## BEGIN Data listing
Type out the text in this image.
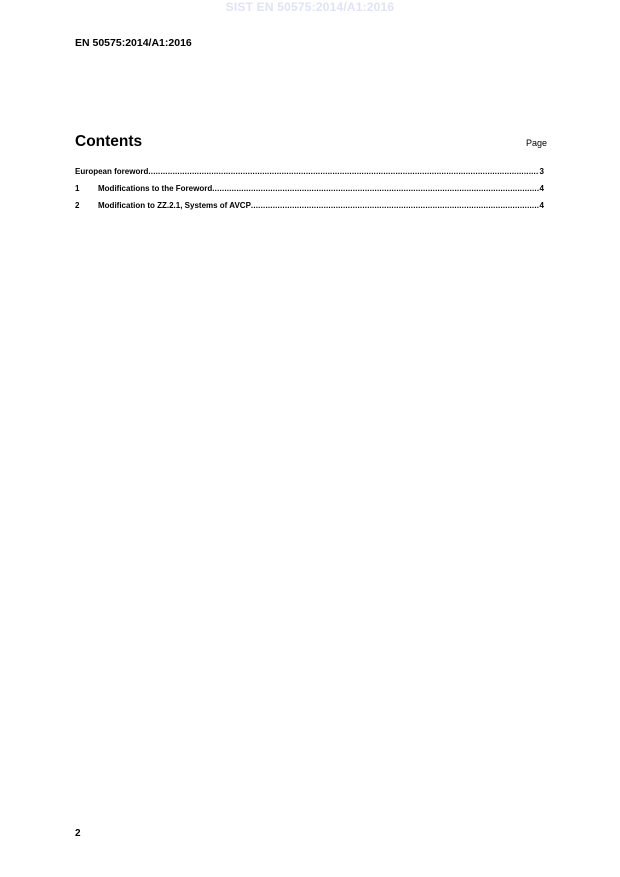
SIST EN 50575:2014/A1:2016
EN 50575:2014/A1:2016
Contents	Page
European foreword .....	3
1	Modifications to the Foreword .....	4
2	Modification to ZZ.2.1, Systems of AVCP .....	4
2
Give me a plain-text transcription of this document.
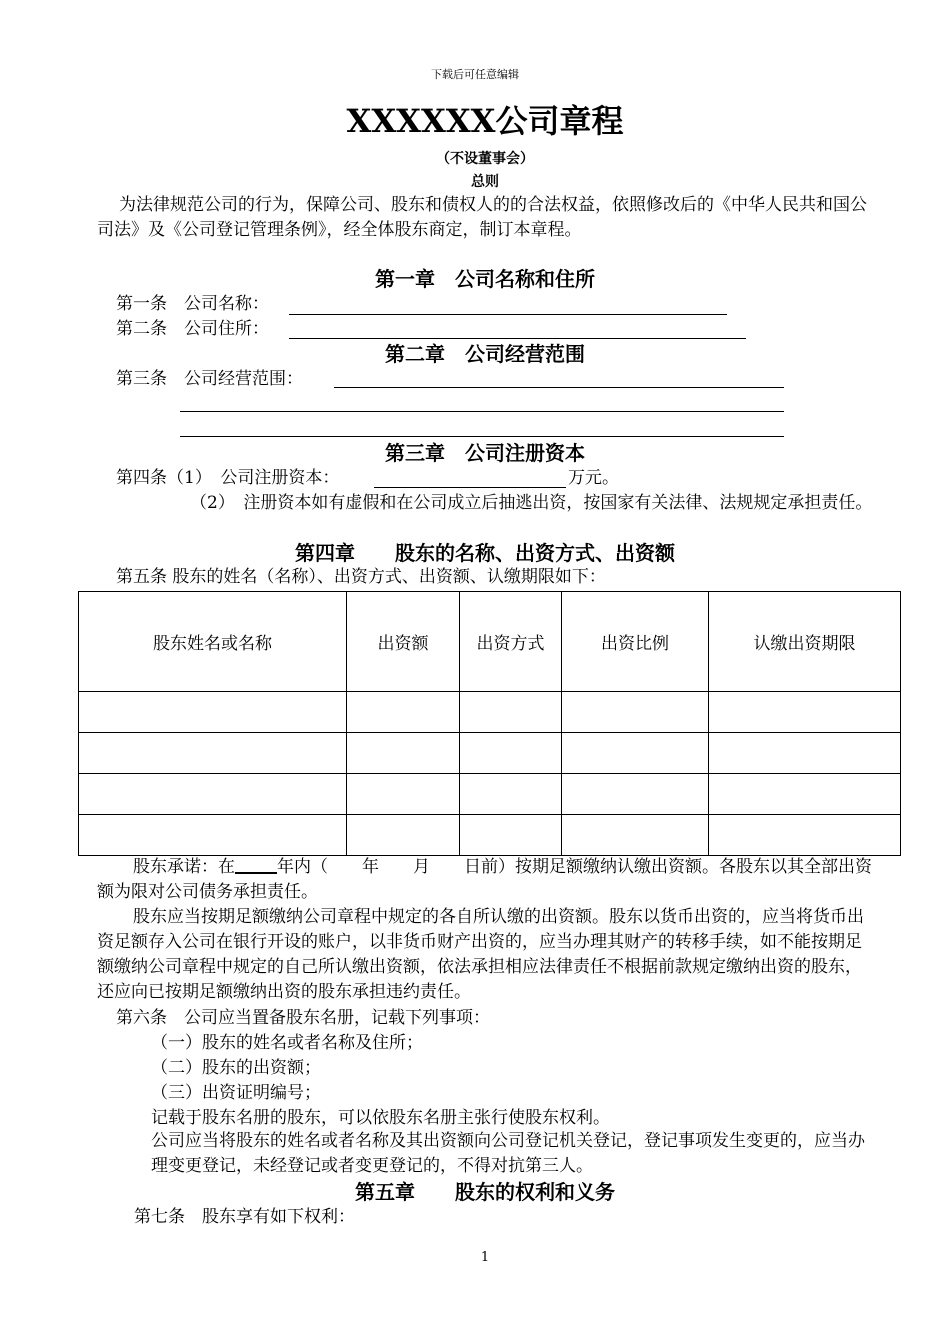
下载后可任意编辑
XXXXXX公司章程
（不设董事会）
总则
为法律规范公司的行为，保障公司、股东和债权人的的合法权益，依照修改后的《中华人民共和国公司法》及《公司登记管理条例》，经全体股东商定，制订本章程。
第一章　公司名称和住所
第一条　公司名称：
第二条　公司住所：
第二章　公司经营范围
第三条　公司经营范围：
第三章　公司注册资本
第四条（1）　公司注册资本：	万元。
（2）　注册资本如有虚假和在公司成立后抽逃出资，按国家有关法律、法规规定承担责任。
第四章　　股东的名称、出资方式、出资额
第五条 股东的姓名（名称）、出资方式、出资额、认缴期限如下：
股东姓名或名称	出资额	出资方式	出资比例	认缴出资期限

股东承诺：在 年内（　　年　　月　　日前）按期足额缴纳认缴出资额。各股东以其全部出资额为限对公司债务承担责任。
股东应当按期足额缴纳公司章程中规定的各自所认缴的出资额。股东以货币出资的，应当将货币出资足额存入公司在银行开设的账户，以非货币财产出资的，应当办理其财产的转移手续，如不能按期足额缴纳公司章程中规定的自己所认缴出资额，依法承担相应法律责任不根据前款规定缴纳出资的股东，还应向已按期足额缴纳出资的股东承担违约责任。
第六条　公司应当置备股东名册，记载下列事项：
（一）股东的姓名或者名称及住所；
（二）股东的出资额；
（三）出资证明编号；
记载于股东名册的股东，可以依股东名册主张行使股东权利。
公司应当将股东的姓名或者名称及其出资额向公司登记机关登记，登记事项发生变更的，应当办理变更登记，未经登记或者变更登记的，不得对抗第三人。
第五章　　股东的权利和义务
第七条　股东享有如下权利：
1
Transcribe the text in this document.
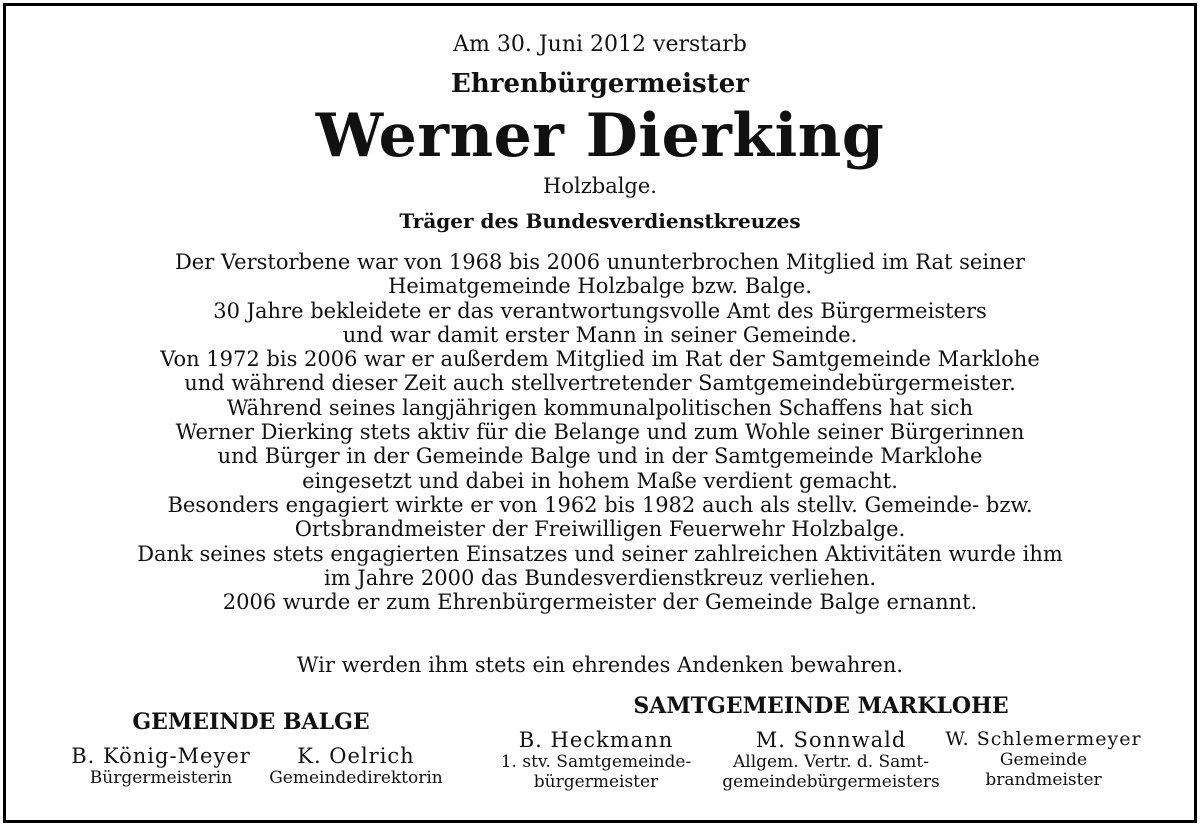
Am 30. Juni 2012 verstarb
Ehrenbürgermeister
Werner Dierking
Holzbalge.
Träger des Bundesverdienstkreuzes
Der Verstorbene war von 1968 bis 2006 ununterbrochen Mitglied im Rat seiner
Heimatgemeinde Holzbalge bzw. Balge.
30 Jahre bekleidete er das verantwortungsvolle Amt des Bürgermeisters
und war damit erster Mann in seiner Gemeinde.
Von 1972 bis 2006 war er außerdem Mitglied im Rat der Samtgemeinde Marklohe
und während dieser Zeit auch stellvertretender Samtgemeindebürgermeister.
Während seines langjährigen kommunalpolitischen Schaffens hat sich
Werner Dierking stets aktiv für die Belange und zum Wohle seiner Bürgerinnen
und Bürger in der Gemeinde Balge und in der Samtgemeinde Marklohe
eingesetzt und dabei in hohem Maße verdient gemacht.
Besonders engagiert wirkte er von 1962 bis 1982 auch als stellv. Gemeinde- bzw.
Ortsbrandmeister der Freiwilligen Feuerwehr Holzbalge.
Dank seines stets engagierten Einsatzes und seiner zahlreichen Aktivitäten wurde ihm
im Jahre 2000 das Bundesverdienstkreuz verliehen.
2006 wurde er zum Ehrenbürgermeister der Gemeinde Balge ernannt.
Wir werden ihm stets ein ehrendes Andenken bewahren.
GEMEINDE BALGE
B. König-Meyer
Bürgermeisterin
K. Oelrich
Gemeindedirektorin
SAMTGEMEINDE MARKLOHE
B. Heckmann
1. stv. Samtgemeinde-
bürgermeister
M. Sonnwald
Allgem. Vertr. d. Samt-
gemeindebürgermeisters
W. Schlemermeyer
Gemeinde
brandmeister
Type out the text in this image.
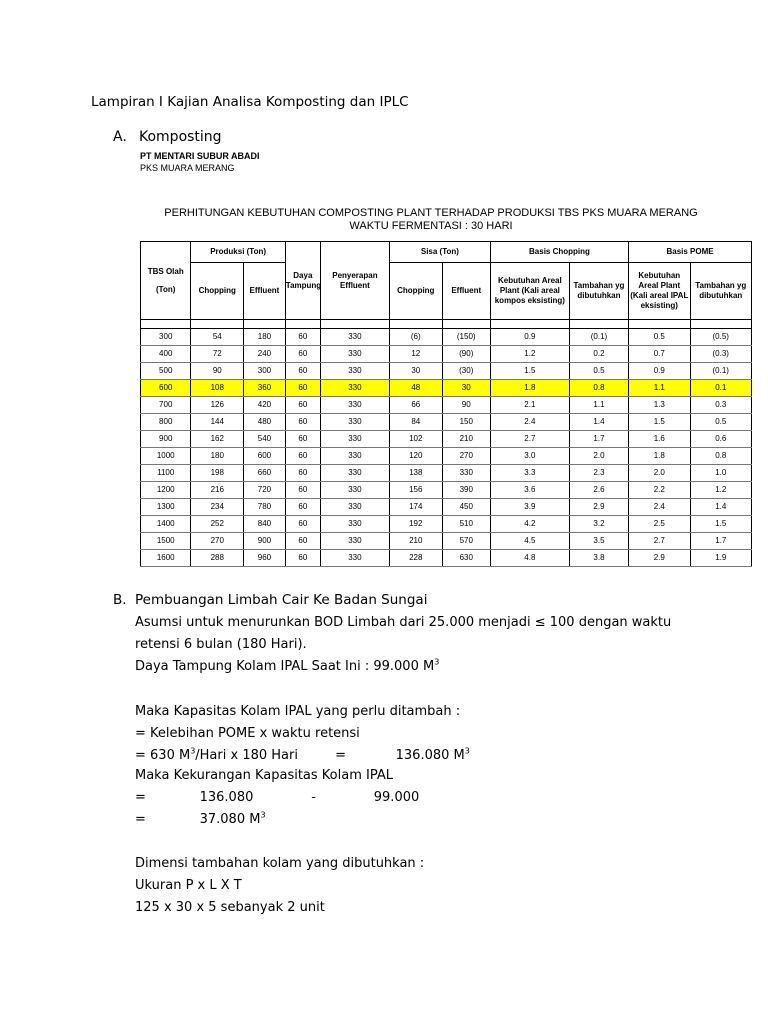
Lampiran I Kajian Analisa Komposting dan IPLC
A. Komposting
PT MENTARI SUBUR ABADI
PKS MUARA MERANG
PERHITUNGAN KEBUTUHAN COMPOSTING PLANT TERHADAP PRODUKSI TBS PKS MUARA MERANG
WAKTU FERMENTASI : 30 HARI
TBS Olah
(Ton)	Produksi (Ton)		Daya Tampung	Penyerapan Effluent	Sisa (Ton)		Basis Chopping		Basis POME	
	Chopping	Effluent			Chopping	Effluent	Kebutuhan Areal Plant (Kali areal kompos eksisting)	Tambahan yg dibutuhkan	Kebutuhan Areal Plant (Kali areal IPAL eksisting)	Tambahan yg dibutuhkan

300	54	180	60	330	(6)	(150)	0.9	(0.1)	0.5	(0.5)
400	72	240	60	330	12	(90)	1.2	0.2	0.7	(0.3)
500	90	300	60	330	30	(30)	1.5	0.5	0.9	(0.1)
600	108	360	60	330	48	30	1.8	0.8	1.1	0.1
700	126	420	60	330	66	90	2.1	1.1	1.3	0.3
800	144	480	60	330	84	150	2.4	1.4	1.5	0.5
900	162	540	60	330	102	210	2.7	1.7	1.6	0.6
1000	180	600	60	330	120	270	3.0	2.0	1.8	0.8
1100	198	660	60	330	138	330	3.3	2.3	2.0	1.0
1200	216	720	60	330	156	390	3.6	2.6	2.2	1.2
1300	234	780	60	330	174	450	3.9	2.9	2.4	1.4
1400	252	840	60	330	192	510	4.2	3.2	2.5	1.5
1500	270	900	60	330	210	570	4.5	3.5	2.7	1.7
1600	288	960	60	330	228	630	4.8	3.8	2.9	1.9
B. Pembuangan Limbah Cair Ke Badan Sungai
Asumsi untuk menurunkan BOD Limbah dari 25.000 menjadi ≤ 100 dengan waktu
retensi 6 bulan (180 Hari).
Daya Tampung Kolam IPAL Saat Ini : 99.000 $M^3$
Maka Kapasitas Kolam IPAL yang perlu ditambah :
= Kelebihan POME x waktu retensi
= 630 $M^3$/Hari x 180 Hari         =            136.080 $M^3$
Maka Kekurangan Kapasitas Kolam IPAL
=             136.080              -              99.000
=             37.080 $M^3$
Dimensi tambahan kolam yang dibutuhkan :
Ukuran P x L X T
125 x 30 x 5 sebanyak 2 unit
## END Data listing
__Challenge__
Return the entries unchanged, save for the pictures, which do not belong in the copy.

__Final answer__
Type out the text in this image.
SIST EN 50575:2014/A1:2016
EN 50575:2014/A1:2016
Contents	Page
European foreword .....	3
1	Modifications to the Foreword .....	4
2	Modification to ZZ.2.1, Systems of AVCP .....	4
2
Give me a plain-text transcription of this document.
下载后可任意编辑
XXXXXX公司章程
（不设董事会）
总则
为法律规范公司的行为，保障公司、股东和债权人的的合法权益，依照修改后的《中华人民共和国公司法》及《公司登记管理条例》，经全体股东商定，制订本章程。
第一章　公司名称和住所
第一条　公司名称：
第二条　公司住所：
第二章　公司经营范围
第三条　公司经营范围：
第三章　公司注册资本
第四条（1）　公司注册资本：	万元。
（2）　注册资本如有虚假和在公司成立后抽逃出资，按国家有关法律、法规规定承担责任。
第四章　　股东的名称、出资方式、出资额
第五条 股东的姓名（名称）、出资方式、出资额、认缴期限如下：
股东姓名或名称	出资额	出资方式	出资比例	认缴出资期限

股东承诺：在 年内（　　年　　月　　日前）按期足额缴纳认缴出资额。各股东以其全部出资额为限对公司债务承担责任。
股东应当按期足额缴纳公司章程中规定的各自所认缴的出资额。股东以货币出资的，应当将货币出资足额存入公司在银行开设的账户，以非货币财产出资的，应当办理其财产的转移手续，如不能按期足额缴纳公司章程中规定的自己所认缴出资额，依法承担相应法律责任不根据前款规定缴纳出资的股东，还应向已按期足额缴纳出资的股东承担违约责任。
第六条　公司应当置备股东名册，记载下列事项：
（一）股东的姓名或者名称及住所；
（二）股东的出资额；
（三）出资证明编号；
记载于股东名册的股东，可以依股东名册主张行使股东权利。
公司应当将股东的姓名或者名称及其出资额向公司登记机关登记，登记事项发生变更的，应当办理变更登记，未经登记或者变更登记的，不得对抗第三人。
第五章　　股东的权利和义务
第七条　股东享有如下权利：
1
Transcribe the text in this document.
Am 30. Juni 2012 verstarb
Ehrenbürgermeister
Werner Dierking
Holzbalge.
Träger des Bundesverdienstkreuzes
Der Verstorbene war von 1968 bis 2006 ununterbrochen Mitglied im Rat seiner
Heimatgemeinde Holzbalge bzw. Balge.
30 Jahre bekleidete er das verantwortungsvolle Amt des Bürgermeisters
und war damit erster Mann in seiner Gemeinde.
Von 1972 bis 2006 war er außerdem Mitglied im Rat der Samtgemeinde Marklohe
und während dieser Zeit auch stellvertretender Samtgemeindebürgermeister.
Während seines langjährigen kommunalpolitischen Schaffens hat sich
Werner Dierking stets aktiv für die Belange und zum Wohle seiner Bürgerinnen
und Bürger in der Gemeinde Balge und in der Samtgemeinde Marklohe
eingesetzt und dabei in hohem Maße verdient gemacht.
Besonders engagiert wirkte er von 1962 bis 1982 auch als stellv. Gemeinde- bzw.
Ortsbrandmeister der Freiwilligen Feuerwehr Holzbalge.
Dank seines stets engagierten Einsatzes und seiner zahlreichen Aktivitäten wurde ihm
im Jahre 2000 das Bundesverdienstkreuz verliehen.
2006 wurde er zum Ehrenbürgermeister der Gemeinde Balge ernannt.
Wir werden ihm stets ein ehrendes Andenken bewahren.
GEMEINDE BALGE
B. König-Meyer
Bürgermeisterin
K. Oelrich
Gemeindedirektorin
SAMTGEMEINDE MARKLOHE
B. Heckmann
1. stv. Samtgemeinde-
bürgermeister
M. Sonnwald
Allgem. Vertr. d. Samt-
gemeindebürgermeisters
W. Schlemermeyer
Gemeinde
brandmeister
Type out the text in this image.
Lampiran I Kajian Analisa Komposting dan IPLC
A. Komposting
PT MENTARI SUBUR ABADI
PKS MUARA MERANG
PERHITUNGAN KEBUTUHAN COMPOSTING PLANT TERHADAP PRODUKSI TBS PKS MUARA MERANG
WAKTU FERMENTASI : 30 HARI
TBS Olah
(Ton)	Produksi (Ton)		Daya Tampung	Penyerapan Effluent	Sisa (Ton)		Basis Chopping		Basis POME	
	Chopping	Effluent			Chopping	Effluent	Kebutuhan Areal Plant (Kali areal kompos eksisting)	Tambahan yg dibutuhkan	Kebutuhan Areal Plant (Kali areal IPAL eksisting)	Tambahan yg dibutuhkan

300	54	180	60	330	(6)	(150)	0.9	(0.1)	0.5	(0.5)
400	72	240	60	330	12	(90)	1.2	0.2	0.7	(0.3)
500	90	300	60	330	30	(30)	1.5	0.5	0.9	(0.1)
600	108	360	60	330	48	30	1.8	0.8	1.1	0.1
700	126	420	60	330	66	90	2.1	1.1	1.3	0.3
800	144	480	60	330	84	150	2.4	1.4	1.5	0.5
900	162	540	60	330	102	210	2.7	1.7	1.6	0.6
1000	180	600	60	330	120	270	3.0	2.0	1.8	0.8
1100	198	660	60	330	138	330	3.3	2.3	2.0	1.0
1200	216	720	60	330	156	390	3.6	2.6	2.2	1.2
1300	234	780	60	330	174	450	3.9	2.9	2.4	1.4
1400	252	840	60	330	192	510	4.2	3.2	2.5	1.5
1500	270	900	60	330	210	570	4.5	3.5	2.7	1.7
1600	288	960	60	330	228	630	4.8	3.8	2.9	1.9
B. Pembuangan Limbah Cair Ke Badan Sungai
Asumsi untuk menurunkan BOD Limbah dari 25.000 menjadi ≤ 100 dengan waktu
retensi 6 bulan (180 Hari).
Daya Tampung Kolam IPAL Saat Ini : 99.000 $M^3$
Maka Kapasitas Kolam IPAL yang perlu ditambah :
= Kelebihan POME x waktu retensi
= 630 $M^3$/Hari x 180 Hari         =            136.080 $M^3$
Maka Kekurangan Kapasitas Kolam IPAL
=             136.080              -              99.000
=             37.080 $M^3$
Dimensi tambahan kolam yang dibutuhkan :
Ukuran P x L X T
125 x 30 x 5 sebanyak 2 unit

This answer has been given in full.